>> start RECORDS

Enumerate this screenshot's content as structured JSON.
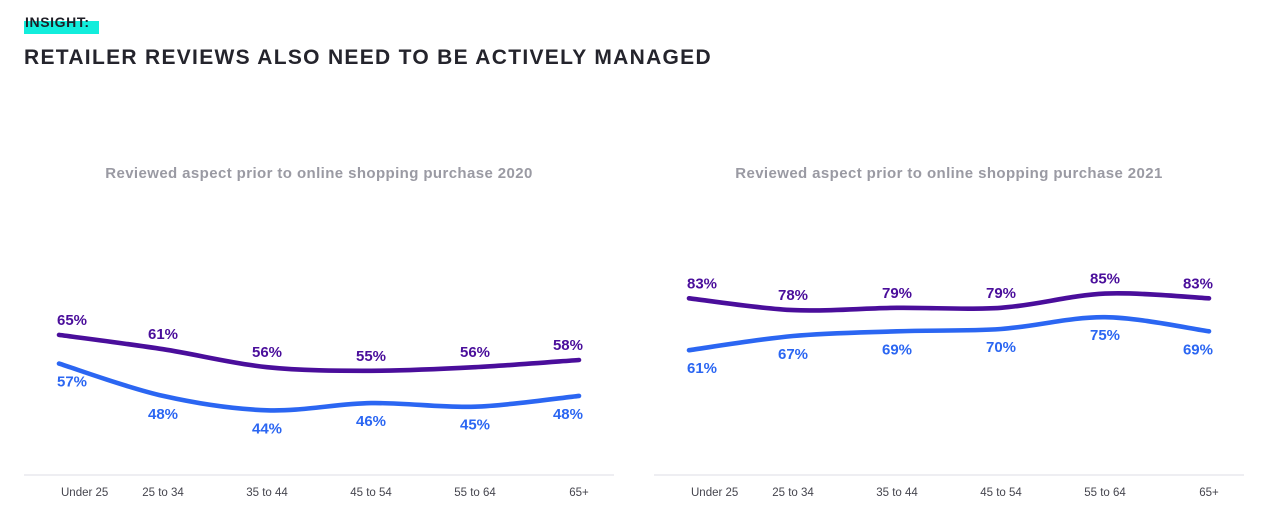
{
  "header": {
    "insight_label": "INSIGHT:",
    "title": "RETAILER REVIEWS ALSO NEED TO BE ACTIVELY MANAGED"
  },
  "colors": {
    "highlight_teal": "#12EDDC",
    "heading_text": "#24242c",
    "chart_title_gray": "#9a9aa3",
    "axis_line": "#e3e3e9",
    "tick_text": "#45454e",
    "purple": "#4A0E9B",
    "blue": "#2B66F2"
  },
  "chart_data": [
    {
      "type": "line",
      "title": "Reviewed aspect prior to online shopping purchase 2020",
      "categories": [
        "Under 25",
        "25 to 34",
        "35 to 44",
        "45 to 54",
        "55 to 64",
        "65+"
      ],
      "series": [
        {
          "name": "purple",
          "color": "#4A0E9B",
          "label_position": "above",
          "values": [
            65,
            61,
            56,
            55,
            56,
            58
          ]
        },
        {
          "name": "blue",
          "color": "#2B66F2",
          "label_position": "below",
          "values": [
            57,
            48,
            44,
            46,
            45,
            48
          ]
        }
      ],
      "value_suffix": "%",
      "ylim": [
        26,
        85
      ],
      "grid": false,
      "legend": "none",
      "xlabel": "",
      "ylabel": ""
    },
    {
      "type": "line",
      "title": "Reviewed aspect prior to online shopping purchase 2021",
      "categories": [
        "Under 25",
        "25 to 34",
        "35 to 44",
        "45 to 54",
        "55 to 64",
        "65+"
      ],
      "series": [
        {
          "name": "purple",
          "color": "#4A0E9B",
          "label_position": "above",
          "values": [
            83,
            78,
            79,
            79,
            85,
            83
          ]
        },
        {
          "name": "blue",
          "color": "#2B66F2",
          "label_position": "below",
          "values": [
            61,
            67,
            69,
            70,
            75,
            69
          ]
        }
      ],
      "value_suffix": "%",
      "ylim": [
        8,
        98
      ],
      "grid": false,
      "legend": "none",
      "xlabel": "",
      "ylabel": ""
    }
  ]
}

>> end RECORDS

== SHORT PROBLEM ==
Find each line that has the word "Reviewed", then copy it out.

== RESULT BELOW ==
      "title": "Reviewed aspect prior to online shopping purchase 2020",
      "title": "Reviewed aspect prior to online shopping purchase 2021",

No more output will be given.